⟨
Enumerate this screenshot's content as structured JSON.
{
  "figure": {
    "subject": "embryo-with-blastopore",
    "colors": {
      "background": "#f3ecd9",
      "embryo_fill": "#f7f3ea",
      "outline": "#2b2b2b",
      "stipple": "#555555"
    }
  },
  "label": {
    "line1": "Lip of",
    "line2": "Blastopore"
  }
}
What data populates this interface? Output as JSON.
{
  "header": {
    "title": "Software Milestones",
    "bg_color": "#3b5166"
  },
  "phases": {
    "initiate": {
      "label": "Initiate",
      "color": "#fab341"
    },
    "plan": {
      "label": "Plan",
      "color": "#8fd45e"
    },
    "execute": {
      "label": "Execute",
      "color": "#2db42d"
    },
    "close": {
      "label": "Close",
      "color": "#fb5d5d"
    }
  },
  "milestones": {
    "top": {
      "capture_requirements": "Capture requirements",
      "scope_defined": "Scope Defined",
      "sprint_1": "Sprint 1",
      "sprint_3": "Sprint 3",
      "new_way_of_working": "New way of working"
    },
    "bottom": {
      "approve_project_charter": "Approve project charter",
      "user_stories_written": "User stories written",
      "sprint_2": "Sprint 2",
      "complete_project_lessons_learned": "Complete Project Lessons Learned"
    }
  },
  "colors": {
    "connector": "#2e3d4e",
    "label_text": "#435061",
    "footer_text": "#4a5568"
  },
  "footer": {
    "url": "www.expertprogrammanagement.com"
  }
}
⟩
⟨
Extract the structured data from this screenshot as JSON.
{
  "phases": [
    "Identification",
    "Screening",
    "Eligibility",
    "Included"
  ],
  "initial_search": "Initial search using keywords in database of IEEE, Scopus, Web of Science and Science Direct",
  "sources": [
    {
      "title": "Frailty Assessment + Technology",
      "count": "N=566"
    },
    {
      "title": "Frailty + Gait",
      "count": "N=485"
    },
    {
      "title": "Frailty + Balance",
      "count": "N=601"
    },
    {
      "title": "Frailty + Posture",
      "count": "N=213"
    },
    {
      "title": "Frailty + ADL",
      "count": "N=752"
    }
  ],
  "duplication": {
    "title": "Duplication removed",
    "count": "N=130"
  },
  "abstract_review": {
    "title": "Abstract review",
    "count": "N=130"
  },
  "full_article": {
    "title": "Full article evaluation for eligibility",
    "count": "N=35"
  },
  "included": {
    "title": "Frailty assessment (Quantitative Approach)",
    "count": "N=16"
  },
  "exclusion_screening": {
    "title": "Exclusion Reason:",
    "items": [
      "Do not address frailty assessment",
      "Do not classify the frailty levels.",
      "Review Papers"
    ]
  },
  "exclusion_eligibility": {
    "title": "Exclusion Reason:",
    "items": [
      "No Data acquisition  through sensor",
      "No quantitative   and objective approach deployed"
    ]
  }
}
⟩
⟨
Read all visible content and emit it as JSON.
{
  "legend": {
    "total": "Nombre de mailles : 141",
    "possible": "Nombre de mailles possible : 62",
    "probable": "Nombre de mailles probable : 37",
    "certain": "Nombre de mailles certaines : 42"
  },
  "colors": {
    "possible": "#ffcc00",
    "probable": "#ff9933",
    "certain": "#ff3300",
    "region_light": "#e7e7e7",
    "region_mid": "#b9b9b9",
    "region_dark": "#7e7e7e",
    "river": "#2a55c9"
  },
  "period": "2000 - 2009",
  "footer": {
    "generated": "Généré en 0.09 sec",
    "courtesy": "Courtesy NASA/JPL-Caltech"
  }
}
⟩
**TO DO**
Copy down every line of the material above that includes the string "structured".

**EXERCISE RESULT**
Enumerate this screenshot's content as structured JSON.
Extract the structured data from this screenshot as JSON.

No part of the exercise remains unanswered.